==== SUPPLIED RECORDS
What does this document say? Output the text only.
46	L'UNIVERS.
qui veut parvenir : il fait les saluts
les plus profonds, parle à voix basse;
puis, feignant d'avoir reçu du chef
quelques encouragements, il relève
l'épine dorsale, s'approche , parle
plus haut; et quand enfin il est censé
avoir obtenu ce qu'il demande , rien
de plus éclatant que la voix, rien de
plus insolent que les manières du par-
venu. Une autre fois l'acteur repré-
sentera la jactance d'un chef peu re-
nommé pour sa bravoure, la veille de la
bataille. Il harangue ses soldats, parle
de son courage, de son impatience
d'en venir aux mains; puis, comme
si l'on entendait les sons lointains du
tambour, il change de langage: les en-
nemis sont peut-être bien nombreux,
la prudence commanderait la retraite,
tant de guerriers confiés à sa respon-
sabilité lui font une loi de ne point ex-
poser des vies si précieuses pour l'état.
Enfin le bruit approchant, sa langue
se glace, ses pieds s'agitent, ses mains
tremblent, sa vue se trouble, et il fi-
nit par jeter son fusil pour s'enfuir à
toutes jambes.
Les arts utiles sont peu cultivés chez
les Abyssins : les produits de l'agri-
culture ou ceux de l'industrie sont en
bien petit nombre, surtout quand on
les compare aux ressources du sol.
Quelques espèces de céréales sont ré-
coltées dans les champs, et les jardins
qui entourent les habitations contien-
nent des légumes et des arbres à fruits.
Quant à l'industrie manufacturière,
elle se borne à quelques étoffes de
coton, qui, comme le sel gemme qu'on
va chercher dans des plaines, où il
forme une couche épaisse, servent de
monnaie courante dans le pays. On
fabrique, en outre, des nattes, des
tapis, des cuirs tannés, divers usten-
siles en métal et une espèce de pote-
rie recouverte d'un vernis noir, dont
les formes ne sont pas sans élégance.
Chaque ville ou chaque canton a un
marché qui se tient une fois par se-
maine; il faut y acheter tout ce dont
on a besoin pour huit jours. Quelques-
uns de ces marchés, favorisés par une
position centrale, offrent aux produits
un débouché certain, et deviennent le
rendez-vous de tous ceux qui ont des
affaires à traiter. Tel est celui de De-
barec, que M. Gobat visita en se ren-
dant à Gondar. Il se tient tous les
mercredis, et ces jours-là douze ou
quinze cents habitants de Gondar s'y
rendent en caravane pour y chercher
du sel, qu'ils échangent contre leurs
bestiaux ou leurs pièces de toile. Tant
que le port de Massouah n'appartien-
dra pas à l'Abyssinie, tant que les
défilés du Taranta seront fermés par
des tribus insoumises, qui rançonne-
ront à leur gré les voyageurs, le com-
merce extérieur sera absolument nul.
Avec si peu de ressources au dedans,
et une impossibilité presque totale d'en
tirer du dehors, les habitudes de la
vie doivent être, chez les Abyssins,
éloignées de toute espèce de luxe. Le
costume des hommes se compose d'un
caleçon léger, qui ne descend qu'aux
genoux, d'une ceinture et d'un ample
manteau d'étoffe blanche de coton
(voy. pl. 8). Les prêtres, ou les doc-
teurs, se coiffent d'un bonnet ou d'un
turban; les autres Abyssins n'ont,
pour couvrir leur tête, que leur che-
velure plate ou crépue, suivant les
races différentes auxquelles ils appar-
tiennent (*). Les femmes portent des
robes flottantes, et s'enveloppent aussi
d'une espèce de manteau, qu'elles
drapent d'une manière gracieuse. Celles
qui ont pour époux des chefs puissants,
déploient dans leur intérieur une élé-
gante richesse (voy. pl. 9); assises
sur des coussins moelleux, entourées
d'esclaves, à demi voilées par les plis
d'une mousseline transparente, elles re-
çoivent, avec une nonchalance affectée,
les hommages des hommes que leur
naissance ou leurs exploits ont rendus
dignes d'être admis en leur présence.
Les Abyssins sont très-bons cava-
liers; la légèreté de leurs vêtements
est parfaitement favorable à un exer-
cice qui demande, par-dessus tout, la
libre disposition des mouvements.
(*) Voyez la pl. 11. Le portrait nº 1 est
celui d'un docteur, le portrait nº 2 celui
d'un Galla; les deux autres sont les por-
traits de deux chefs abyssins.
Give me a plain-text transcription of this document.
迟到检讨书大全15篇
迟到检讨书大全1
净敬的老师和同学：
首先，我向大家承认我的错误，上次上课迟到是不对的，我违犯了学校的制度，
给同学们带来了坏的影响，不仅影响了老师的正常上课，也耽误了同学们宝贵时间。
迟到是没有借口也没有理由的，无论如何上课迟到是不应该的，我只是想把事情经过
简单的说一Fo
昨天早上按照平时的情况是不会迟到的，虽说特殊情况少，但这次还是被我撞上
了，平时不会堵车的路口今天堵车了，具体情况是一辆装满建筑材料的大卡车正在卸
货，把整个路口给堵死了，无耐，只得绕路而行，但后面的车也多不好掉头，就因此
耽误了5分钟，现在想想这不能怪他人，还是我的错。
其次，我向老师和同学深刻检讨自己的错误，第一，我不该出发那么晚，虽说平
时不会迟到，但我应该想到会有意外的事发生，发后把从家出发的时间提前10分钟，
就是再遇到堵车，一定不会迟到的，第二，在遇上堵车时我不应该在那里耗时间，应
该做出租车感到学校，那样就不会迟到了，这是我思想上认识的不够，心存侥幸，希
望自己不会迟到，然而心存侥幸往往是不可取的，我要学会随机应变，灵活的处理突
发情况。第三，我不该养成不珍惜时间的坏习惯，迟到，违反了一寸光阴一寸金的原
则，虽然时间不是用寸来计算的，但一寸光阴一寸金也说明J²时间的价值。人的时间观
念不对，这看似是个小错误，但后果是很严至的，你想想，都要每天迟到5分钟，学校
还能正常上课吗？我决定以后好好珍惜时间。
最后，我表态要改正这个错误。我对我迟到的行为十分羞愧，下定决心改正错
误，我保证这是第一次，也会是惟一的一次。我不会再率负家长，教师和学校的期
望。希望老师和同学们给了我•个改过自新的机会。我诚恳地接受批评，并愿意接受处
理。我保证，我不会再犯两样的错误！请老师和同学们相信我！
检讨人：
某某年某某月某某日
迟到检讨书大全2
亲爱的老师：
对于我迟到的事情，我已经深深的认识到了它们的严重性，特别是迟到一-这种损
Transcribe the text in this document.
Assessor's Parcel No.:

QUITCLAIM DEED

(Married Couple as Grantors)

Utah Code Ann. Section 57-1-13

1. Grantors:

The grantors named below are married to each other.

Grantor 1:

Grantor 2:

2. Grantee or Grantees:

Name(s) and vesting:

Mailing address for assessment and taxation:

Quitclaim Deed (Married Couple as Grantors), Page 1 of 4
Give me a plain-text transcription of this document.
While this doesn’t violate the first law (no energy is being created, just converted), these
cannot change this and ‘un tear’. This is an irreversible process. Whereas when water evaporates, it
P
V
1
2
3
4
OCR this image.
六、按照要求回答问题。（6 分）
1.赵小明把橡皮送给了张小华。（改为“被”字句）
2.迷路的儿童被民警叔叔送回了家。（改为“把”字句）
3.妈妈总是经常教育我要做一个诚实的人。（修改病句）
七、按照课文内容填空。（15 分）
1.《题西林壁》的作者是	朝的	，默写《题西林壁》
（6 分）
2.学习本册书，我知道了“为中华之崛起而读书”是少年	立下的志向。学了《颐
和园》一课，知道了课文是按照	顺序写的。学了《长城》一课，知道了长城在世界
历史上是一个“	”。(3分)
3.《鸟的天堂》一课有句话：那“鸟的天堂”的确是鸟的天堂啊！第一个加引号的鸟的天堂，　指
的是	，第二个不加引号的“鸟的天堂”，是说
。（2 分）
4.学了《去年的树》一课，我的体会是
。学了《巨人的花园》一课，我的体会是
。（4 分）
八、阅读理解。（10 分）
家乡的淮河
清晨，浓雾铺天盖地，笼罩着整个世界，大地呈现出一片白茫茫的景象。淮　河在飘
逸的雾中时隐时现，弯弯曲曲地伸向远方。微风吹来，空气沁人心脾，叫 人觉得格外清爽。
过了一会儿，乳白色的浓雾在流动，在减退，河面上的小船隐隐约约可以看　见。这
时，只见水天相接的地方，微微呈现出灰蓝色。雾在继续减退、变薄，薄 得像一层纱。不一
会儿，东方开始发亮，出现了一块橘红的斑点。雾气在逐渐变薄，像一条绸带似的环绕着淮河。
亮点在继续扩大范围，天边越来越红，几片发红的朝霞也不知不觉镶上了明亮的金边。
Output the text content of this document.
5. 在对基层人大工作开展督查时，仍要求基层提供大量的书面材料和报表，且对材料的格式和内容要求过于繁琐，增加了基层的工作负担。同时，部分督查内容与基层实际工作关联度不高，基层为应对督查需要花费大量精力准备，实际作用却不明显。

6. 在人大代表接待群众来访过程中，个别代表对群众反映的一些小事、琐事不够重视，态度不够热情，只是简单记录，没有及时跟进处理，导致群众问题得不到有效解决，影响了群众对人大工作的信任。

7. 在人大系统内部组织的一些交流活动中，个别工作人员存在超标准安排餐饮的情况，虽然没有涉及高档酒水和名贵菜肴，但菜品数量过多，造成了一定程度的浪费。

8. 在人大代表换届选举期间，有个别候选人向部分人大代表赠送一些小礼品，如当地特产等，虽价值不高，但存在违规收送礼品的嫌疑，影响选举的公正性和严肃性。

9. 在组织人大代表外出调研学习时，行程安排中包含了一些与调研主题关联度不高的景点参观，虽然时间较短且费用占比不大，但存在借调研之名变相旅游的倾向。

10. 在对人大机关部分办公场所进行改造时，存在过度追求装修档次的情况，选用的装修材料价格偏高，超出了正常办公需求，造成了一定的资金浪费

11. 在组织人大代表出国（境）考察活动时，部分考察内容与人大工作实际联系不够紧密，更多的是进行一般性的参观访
========
_WHAT YOU WILL DO_
Wherever the word "text" occurs in a line of the listing, copy that line.

_FULL RESPONSE_
What does this document say? Output the text only.
Give me a plain-text transcription of this document.
Transcribe the text in this document.
Give me a plain-text transcription of this document.
Output the text content of this document.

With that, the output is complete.